▶ THE EXERCISE:
Extract the listing in its entirety, keeping each line identical to the original.

(Dataset rows)
******

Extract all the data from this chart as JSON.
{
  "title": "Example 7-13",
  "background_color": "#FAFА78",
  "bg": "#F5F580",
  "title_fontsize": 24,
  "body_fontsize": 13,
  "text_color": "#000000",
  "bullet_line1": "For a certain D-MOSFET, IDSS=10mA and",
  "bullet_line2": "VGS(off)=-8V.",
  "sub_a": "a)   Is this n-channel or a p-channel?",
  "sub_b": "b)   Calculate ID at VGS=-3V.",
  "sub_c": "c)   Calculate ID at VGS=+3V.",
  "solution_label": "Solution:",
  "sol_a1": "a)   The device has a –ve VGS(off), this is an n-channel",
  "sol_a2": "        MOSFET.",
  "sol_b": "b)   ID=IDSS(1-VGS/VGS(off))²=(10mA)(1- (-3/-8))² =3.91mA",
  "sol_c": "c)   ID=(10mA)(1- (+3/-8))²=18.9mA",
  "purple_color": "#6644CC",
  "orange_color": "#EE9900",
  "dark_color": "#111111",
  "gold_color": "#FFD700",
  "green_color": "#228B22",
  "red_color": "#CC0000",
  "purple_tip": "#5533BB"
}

******

▶ FINAL RESULT:
Extract all the data from this chart as JSON.
{
  "title": "Example 7-13",
  "background_color": "#FAFА78",
  "bg": "#F5F580",
  "title_fontsize": 24,
  "body_fontsize": 13,
  "text_color": "#000000",
  "bullet_line1": "For a certain D-MOSFET, IDSS=10mA and",
  "bullet_line2": "VGS(off)=-8V.",
  "sub_a": "a)   Is this n-channel or a p-channel?",
  "sub_b": "b)   Calculate ID at VGS=-3V.",
  "sub_c": "c)   Calculate ID at VGS=+3V.",
  "solution_label": "Solution:",
  "sol_a1": "a)   The device has a –ve VGS(off), this is an n-channel",
  "sol_a2": "        MOSFET.",
  "sol_b": "b)   ID=IDSS(1-VGS/VGS(off))²=(10mA)(1- (-3/-8))² =3.91mA",
  "sol_c": "c)   ID=(10mA)(1- (+3/-8))²=18.9mA",
  "purple_color": "#6644CC",
  "orange_color": "#EE9900",
  "dark_color": "#111111",
  "gold_color": "#FFD700",
  "green_color": "#228B22",
  "red_color": "#CC0000",
  "purple_tip": "#5533BB"
}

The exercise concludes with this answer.